━━ Input records ━━

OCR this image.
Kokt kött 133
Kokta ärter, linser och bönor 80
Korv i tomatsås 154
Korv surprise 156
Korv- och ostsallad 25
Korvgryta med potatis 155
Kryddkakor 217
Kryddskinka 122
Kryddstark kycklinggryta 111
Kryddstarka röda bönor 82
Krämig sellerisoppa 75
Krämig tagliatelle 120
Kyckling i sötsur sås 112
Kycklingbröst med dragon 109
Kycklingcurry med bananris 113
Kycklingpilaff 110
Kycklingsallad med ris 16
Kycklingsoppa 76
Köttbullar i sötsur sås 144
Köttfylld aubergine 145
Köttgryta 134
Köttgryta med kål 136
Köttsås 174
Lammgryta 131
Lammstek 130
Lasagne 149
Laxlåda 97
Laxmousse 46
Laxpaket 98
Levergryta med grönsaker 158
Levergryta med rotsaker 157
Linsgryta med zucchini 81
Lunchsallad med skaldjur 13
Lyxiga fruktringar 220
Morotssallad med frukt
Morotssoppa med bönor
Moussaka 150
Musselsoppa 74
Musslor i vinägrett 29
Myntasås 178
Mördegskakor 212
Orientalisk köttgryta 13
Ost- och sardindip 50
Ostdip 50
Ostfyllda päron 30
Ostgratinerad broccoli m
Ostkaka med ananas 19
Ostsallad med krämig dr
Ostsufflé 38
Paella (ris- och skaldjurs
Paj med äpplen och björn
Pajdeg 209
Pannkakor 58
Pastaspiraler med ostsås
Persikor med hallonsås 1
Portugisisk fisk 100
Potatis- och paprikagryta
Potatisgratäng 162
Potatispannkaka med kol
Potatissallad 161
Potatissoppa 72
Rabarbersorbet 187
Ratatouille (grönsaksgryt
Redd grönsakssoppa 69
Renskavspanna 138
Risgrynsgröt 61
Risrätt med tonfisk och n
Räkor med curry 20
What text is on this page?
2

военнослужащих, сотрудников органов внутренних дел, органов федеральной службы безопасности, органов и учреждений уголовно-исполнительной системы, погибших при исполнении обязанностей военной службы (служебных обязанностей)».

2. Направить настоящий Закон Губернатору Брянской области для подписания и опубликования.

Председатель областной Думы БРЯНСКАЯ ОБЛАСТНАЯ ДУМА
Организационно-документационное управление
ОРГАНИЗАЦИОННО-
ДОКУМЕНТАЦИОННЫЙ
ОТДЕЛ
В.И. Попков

━━━

§ Written problem: Work out how many lines of the listing above include the word "sötsur". Report only the number.

§ Result for this task: 2